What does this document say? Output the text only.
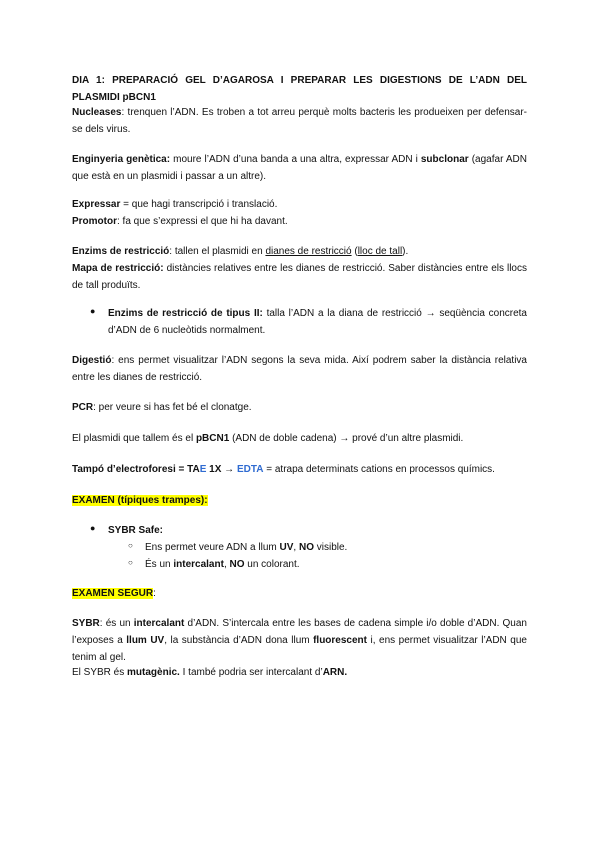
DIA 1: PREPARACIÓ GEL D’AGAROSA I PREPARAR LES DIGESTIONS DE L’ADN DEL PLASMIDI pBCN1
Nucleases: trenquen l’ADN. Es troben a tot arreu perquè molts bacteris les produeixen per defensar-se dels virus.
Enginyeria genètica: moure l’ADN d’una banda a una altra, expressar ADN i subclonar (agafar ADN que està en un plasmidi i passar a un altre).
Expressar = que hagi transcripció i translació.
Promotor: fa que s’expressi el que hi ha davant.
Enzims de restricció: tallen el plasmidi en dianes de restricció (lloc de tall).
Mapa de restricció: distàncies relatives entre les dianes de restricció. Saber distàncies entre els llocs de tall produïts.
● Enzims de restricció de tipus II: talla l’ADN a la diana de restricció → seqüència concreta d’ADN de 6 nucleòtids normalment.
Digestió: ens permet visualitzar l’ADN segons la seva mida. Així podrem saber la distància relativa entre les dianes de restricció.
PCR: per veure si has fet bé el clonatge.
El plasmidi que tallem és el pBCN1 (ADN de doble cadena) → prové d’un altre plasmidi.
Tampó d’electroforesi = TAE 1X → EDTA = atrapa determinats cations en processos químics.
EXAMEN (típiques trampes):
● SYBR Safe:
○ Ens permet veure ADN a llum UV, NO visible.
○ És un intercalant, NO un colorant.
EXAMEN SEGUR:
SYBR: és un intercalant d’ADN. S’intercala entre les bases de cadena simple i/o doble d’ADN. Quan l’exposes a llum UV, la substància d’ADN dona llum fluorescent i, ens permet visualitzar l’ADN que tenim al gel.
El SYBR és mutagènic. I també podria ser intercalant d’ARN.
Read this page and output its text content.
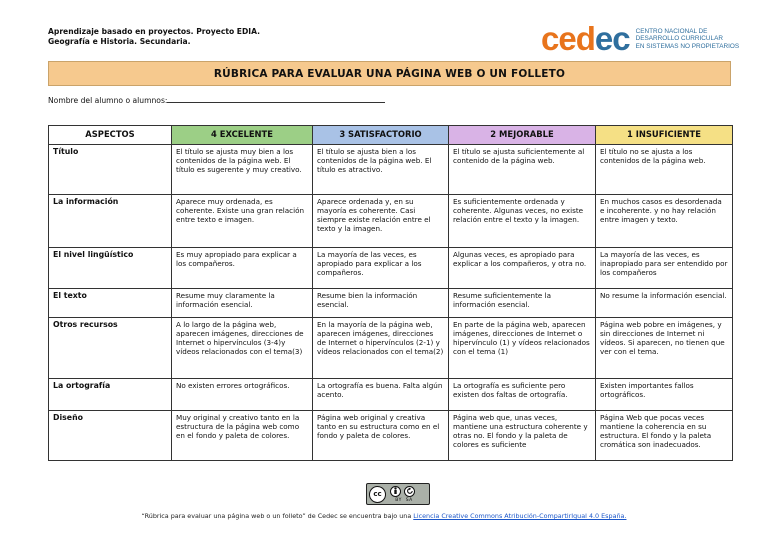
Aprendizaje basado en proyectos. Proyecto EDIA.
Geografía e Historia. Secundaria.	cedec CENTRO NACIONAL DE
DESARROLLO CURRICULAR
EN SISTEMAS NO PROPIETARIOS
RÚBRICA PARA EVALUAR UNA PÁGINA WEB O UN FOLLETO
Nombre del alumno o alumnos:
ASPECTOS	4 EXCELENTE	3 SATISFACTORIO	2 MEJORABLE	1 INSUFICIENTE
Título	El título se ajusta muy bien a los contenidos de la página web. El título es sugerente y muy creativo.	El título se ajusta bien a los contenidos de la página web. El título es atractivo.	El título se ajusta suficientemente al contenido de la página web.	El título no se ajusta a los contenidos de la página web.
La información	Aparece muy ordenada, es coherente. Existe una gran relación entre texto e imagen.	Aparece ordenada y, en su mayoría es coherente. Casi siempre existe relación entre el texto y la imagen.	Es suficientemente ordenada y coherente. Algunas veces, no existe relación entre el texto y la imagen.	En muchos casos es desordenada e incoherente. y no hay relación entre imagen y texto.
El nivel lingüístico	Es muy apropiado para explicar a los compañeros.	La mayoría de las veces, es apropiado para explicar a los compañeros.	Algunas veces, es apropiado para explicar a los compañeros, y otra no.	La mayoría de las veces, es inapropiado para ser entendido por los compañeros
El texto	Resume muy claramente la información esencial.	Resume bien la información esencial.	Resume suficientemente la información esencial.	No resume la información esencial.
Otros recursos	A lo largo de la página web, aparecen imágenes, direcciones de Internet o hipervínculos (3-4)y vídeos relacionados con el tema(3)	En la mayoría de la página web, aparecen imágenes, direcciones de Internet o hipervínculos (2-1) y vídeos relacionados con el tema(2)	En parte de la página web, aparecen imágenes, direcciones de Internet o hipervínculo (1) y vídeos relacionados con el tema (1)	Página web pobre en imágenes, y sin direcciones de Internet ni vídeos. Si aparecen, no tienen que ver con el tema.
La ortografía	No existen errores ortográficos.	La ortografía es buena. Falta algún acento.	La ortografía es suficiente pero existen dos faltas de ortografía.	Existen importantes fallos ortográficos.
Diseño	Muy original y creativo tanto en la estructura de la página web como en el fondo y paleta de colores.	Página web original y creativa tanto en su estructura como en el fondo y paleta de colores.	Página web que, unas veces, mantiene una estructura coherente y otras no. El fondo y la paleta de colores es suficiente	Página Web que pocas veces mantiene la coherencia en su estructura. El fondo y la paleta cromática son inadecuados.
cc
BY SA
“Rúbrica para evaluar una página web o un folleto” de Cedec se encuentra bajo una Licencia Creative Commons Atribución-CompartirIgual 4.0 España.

ACTIVITY:
All of the entries must be reproduced exactly, with no pictures kept.

PROBLEM SOLUTION:
What does this document say? Output the text only.
DIA 1: PREPARACIÓ GEL D’AGAROSA I PREPARAR LES DIGESTIONS DE L’ADN DEL PLASMIDI pBCN1
Nucleases: trenquen l’ADN. Es troben a tot arreu perquè molts bacteris les produeixen per defensar-se dels virus.
Enginyeria genètica: moure l’ADN d’una banda a una altra, expressar ADN i subclonar (agafar ADN que està en un plasmidi i passar a un altre).
Expressar = que hagi transcripció i translació.
Promotor: fa que s’expressi el que hi ha davant.
Enzims de restricció: tallen el plasmidi en dianes de restricció (lloc de tall).
Mapa de restricció: distàncies relatives entre les dianes de restricció. Saber distàncies entre els llocs de tall produïts.
● Enzims de restricció de tipus II: talla l’ADN a la diana de restricció → seqüència concreta d’ADN de 6 nucleòtids normalment.
Digestió: ens permet visualitzar l’ADN segons la seva mida. Així podrem saber la distància relativa entre les dianes de restricció.
PCR: per veure si has fet bé el clonatge.
El plasmidi que tallem és el pBCN1 (ADN de doble cadena) → prové d’un altre plasmidi.
Tampó d’electroforesi = TAE 1X → EDTA = atrapa determinats cations en processos químics.
EXAMEN (típiques trampes):
● SYBR Safe:
○ Ens permet veure ADN a llum UV, NO visible.
○ És un intercalant, NO un colorant.
EXAMEN SEGUR:
SYBR: és un intercalant d’ADN. S’intercala entre les bases de cadena simple i/o doble d’ADN. Quan l’exposes a llum UV, la substància d’ADN dona llum fluorescent i, ens permet visualitzar l’ADN que tenim al gel.
El SYBR és mutagènic. I també podria ser intercalant d’ARN.
Read this page and output its text content.
Aprendizaje basado en proyectos. Proyecto EDIA.
Geografía e Historia. Secundaria.	cedec CENTRO NACIONAL DE
DESARROLLO CURRICULAR
EN SISTEMAS NO PROPIETARIOS
RÚBRICA PARA EVALUAR UNA PÁGINA WEB O UN FOLLETO
Nombre del alumno o alumnos:
ASPECTOS	4 EXCELENTE	3 SATISFACTORIO	2 MEJORABLE	1 INSUFICIENTE
Título	El título se ajusta muy bien a los contenidos de la página web. El título es sugerente y muy creativo.	El título se ajusta bien a los contenidos de la página web. El título es atractivo.	El título se ajusta suficientemente al contenido de la página web.	El título no se ajusta a los contenidos de la página web.
La información	Aparece muy ordenada, es coherente. Existe una gran relación entre texto e imagen.	Aparece ordenada y, en su mayoría es coherente. Casi siempre existe relación entre el texto y la imagen.	Es suficientemente ordenada y coherente. Algunas veces, no existe relación entre el texto y la imagen.	En muchos casos es desordenada e incoherente. y no hay relación entre imagen y texto.
El nivel lingüístico	Es muy apropiado para explicar a los compañeros.	La mayoría de las veces, es apropiado para explicar a los compañeros.	Algunas veces, es apropiado para explicar a los compañeros, y otra no.	La mayoría de las veces, es inapropiado para ser entendido por los compañeros
El texto	Resume muy claramente la información esencial.	Resume bien la información esencial.	Resume suficientemente la información esencial.	No resume la información esencial.
Otros recursos	A lo largo de la página web, aparecen imágenes, direcciones de Internet o hipervínculos (3-4)y vídeos relacionados con el tema(3)	En la mayoría de la página web, aparecen imágenes, direcciones de Internet o hipervínculos (2-1) y vídeos relacionados con el tema(2)	En parte de la página web, aparecen imágenes, direcciones de Internet o hipervínculo (1) y vídeos relacionados con el tema (1)	Página web pobre en imágenes, y sin direcciones de Internet ni vídeos. Si aparecen, no tienen que ver con el tema.
La ortografía	No existen errores ortográficos.	La ortografía es buena. Falta algún acento.	La ortografía es suficiente pero existen dos faltas de ortografía.	Existen importantes fallos ortográficos.
Diseño	Muy original y creativo tanto en la estructura de la página web como en el fondo y paleta de colores.	Página web original y creativa tanto en su estructura como en el fondo y paleta de colores.	Página web que, unas veces, mantiene una estructura coherente y otras no. El fondo y la paleta de colores es suficiente	Página Web que pocas veces mantiene la coherencia en su estructura. El fondo y la paleta cromática son inadecuados.
cc
BY SA
“Rúbrica para evaluar una página web o un folleto” de Cedec se encuentra bajo una Licencia Creative Commons Atribución-CompartirIgual 4.0 España.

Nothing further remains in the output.